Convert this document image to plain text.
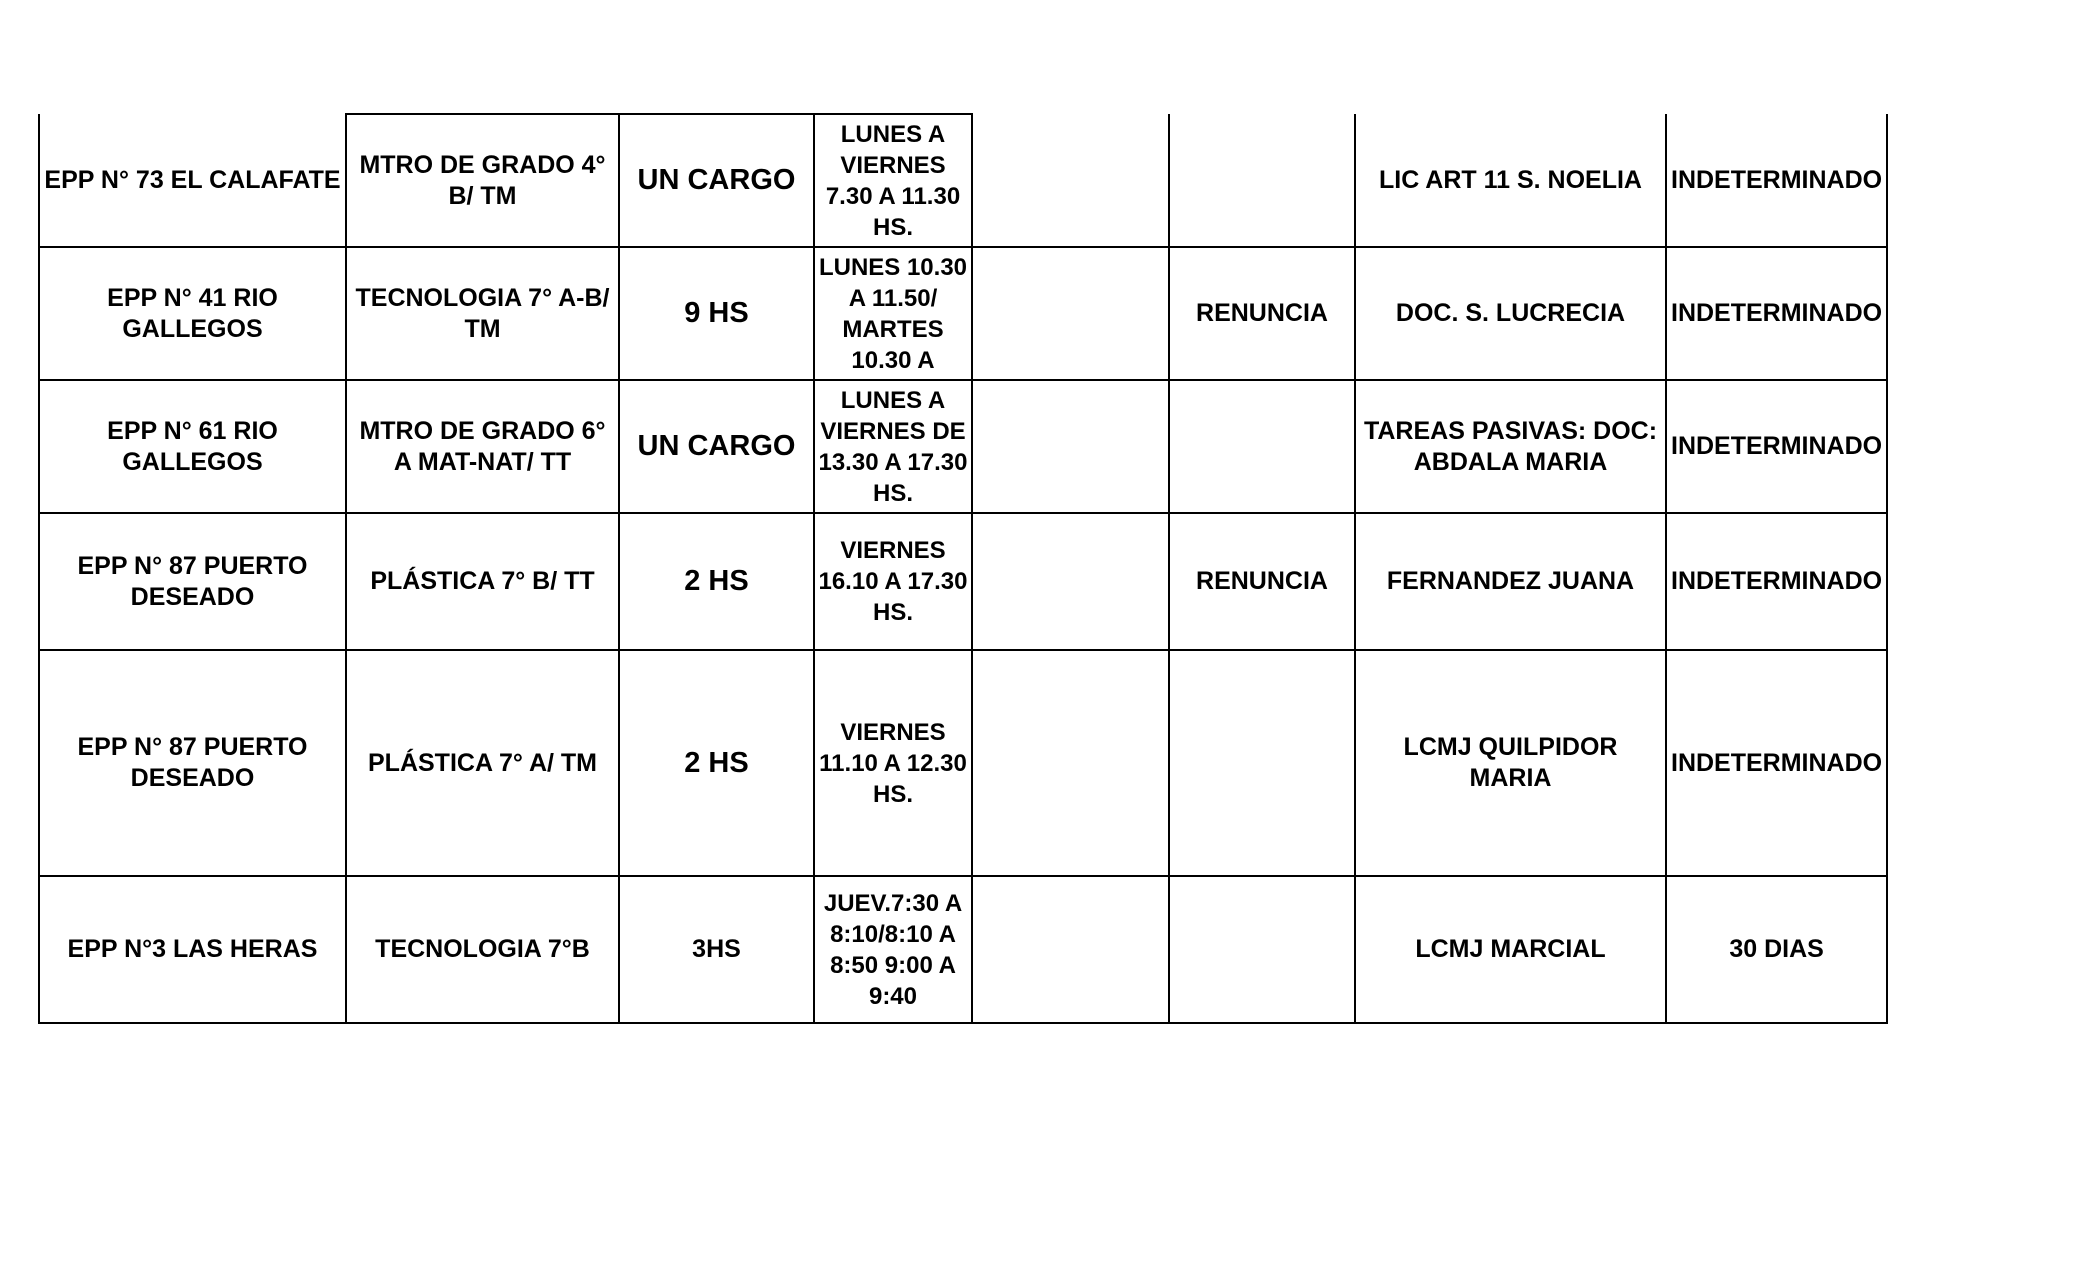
EPP N° 73 EL CALAFATE	MTRO DE GRADO 4° B/ TM	UN CARGO	LUNES A VIERNES 7.30 A 11.30 HS.			LIC ART 11 S. NOELIA	INDETERMINADO
EPP N° 41 RIO GALLEGOS	TECNOLOGIA 7° A-B/ TM	9 HS	LUNES 10.30 A 11.50/ MARTES 10.30 A		RENUNCIA	DOC. S. LUCRECIA	INDETERMINADO
EPP N° 61 RIO GALLEGOS	MTRO DE GRADO 6° A MAT-NAT/ TT	UN CARGO	LUNES A VIERNES DE 13.30 A 17.30 HS.			TAREAS PASIVAS: DOC: ABDALA MARIA	INDETERMINADO
EPP N° 87 PUERTO DESEADO	PLÁSTICA 7° B/ TT	2 HS	VIERNES 16.10 A 17.30 HS.		RENUNCIA	FERNANDEZ JUANA	INDETERMINADO
EPP N° 87 PUERTO DESEADO	PLÁSTICA 7° A/ TM	2 HS	VIERNES 11.10 A 12.30 HS.			LCMJ QUILPIDOR MARIA	INDETERMINADO
EPP N°3 LAS HERAS	TECNOLOGIA 7°B	3HS	JUEV.7:30 A 8:10/8:10 A 8:50 9:00 A 9:40			LCMJ MARCIAL	30 DIAS
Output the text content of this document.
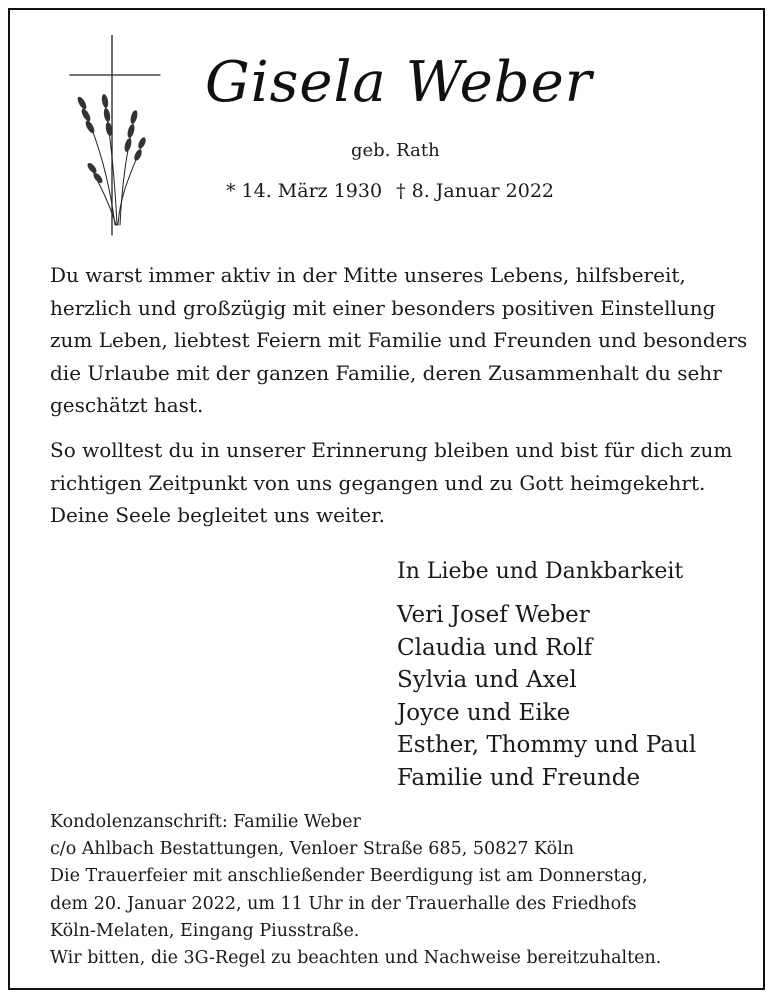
Gisela Weber
geb. Rath
* 14. März 1930 † 8. Januar 2022

Du warst immer aktiv in der Mitte unseres Lebens, hilfsbereit, herzlich und großzügig mit einer besonders positiven Einstellung zum Leben, liebtest Feiern mit Familie und Freunden und besonders die Urlaube mit der ganzen Familie, deren Zusammenhalt du sehr geschätzt hast.

So wolltest du in unserer Erinnerung bleiben und bist für dich zum richtigen Zeitpunkt von uns gegangen und zu Gott heimgekehrt. Deine Seele begleitet uns weiter.

In Liebe und Dankbarkeit
Veri Josef Weber
Claudia und Rolf
Sylvia und Axel
Joyce und Eike
Esther, Thommy und Paul
Familie und Freunde
Kondolenzanschrift: Familie Weber
c/o Ahlbach Bestattungen, Venloer Straße 685, 50827 Köln
Die Trauerfeier mit anschließender Beerdigung ist am Donnerstag,
dem 20. Januar 2022, um 11 Uhr in der Trauerhalle des Friedhofs
Köln-Melaten, Eingang Piusstraße.
Wir bitten, die 3G-Regel zu beachten und Nachweise bereitzuhalten.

§ §

## Directive
Extract the text of all the records above verbatim, excluding pictures.

## Complete output
Convert this document image to plain text.
EPP N° 73 EL CALAFATE	MTRO DE GRADO 4° B/ TM	UN CARGO	LUNES A VIERNES 7.30 A 11.30 HS.			LIC ART 11 S. NOELIA	INDETERMINADO
EPP N° 41 RIO GALLEGOS	TECNOLOGIA 7° A-B/ TM	9 HS	LUNES 10.30 A 11.50/ MARTES 10.30 A		RENUNCIA	DOC. S. LUCRECIA	INDETERMINADO
EPP N° 61 RIO GALLEGOS	MTRO DE GRADO 6° A MAT-NAT/ TT	UN CARGO	LUNES A VIERNES DE 13.30 A 17.30 HS.			TAREAS PASIVAS: DOC: ABDALA MARIA	INDETERMINADO
EPP N° 87 PUERTO DESEADO	PLÁSTICA 7° B/ TT	2 HS	VIERNES 16.10 A 17.30 HS.		RENUNCIA	FERNANDEZ JUANA	INDETERMINADO
EPP N° 87 PUERTO DESEADO	PLÁSTICA 7° A/ TM	2 HS	VIERNES 11.10 A 12.30 HS.			LCMJ QUILPIDOR MARIA	INDETERMINADO
EPP N°3 LAS HERAS	TECNOLOGIA 7°B	3HS	JUEV.7:30 A 8:10/8:10 A 8:50 9:00 A 9:40			LCMJ MARCIAL	30 DIAS
Output the text content of this document.
Gisela Weber
geb. Rath
* 14. März 1930 † 8. Januar 2022

Du warst immer aktiv in der Mitte unseres Lebens, hilfsbereit, herzlich und großzügig mit einer besonders positiven Einstellung zum Leben, liebtest Feiern mit Familie und Freunden und besonders die Urlaube mit der ganzen Familie, deren Zusammenhalt du sehr geschätzt hast.

So wolltest du in unserer Erinnerung bleiben und bist für dich zum richtigen Zeitpunkt von uns gegangen und zu Gott heimgekehrt. Deine Seele begleitet uns weiter.

In Liebe und Dankbarkeit
Veri Josef Weber
Claudia und Rolf
Sylvia und Axel
Joyce und Eike
Esther, Thommy und Paul
Familie und Freunde
Kondolenzanschrift: Familie Weber
c/o Ahlbach Bestattungen, Venloer Straße 685, 50827 Köln
Die Trauerfeier mit anschließender Beerdigung ist am Donnerstag,
dem 20. Januar 2022, um 11 Uhr in der Trauerhalle des Friedhofs
Köln-Melaten, Eingang Piusstraße.
Wir bitten, die 3G-Regel zu beachten und Nachweise bereitzuhalten.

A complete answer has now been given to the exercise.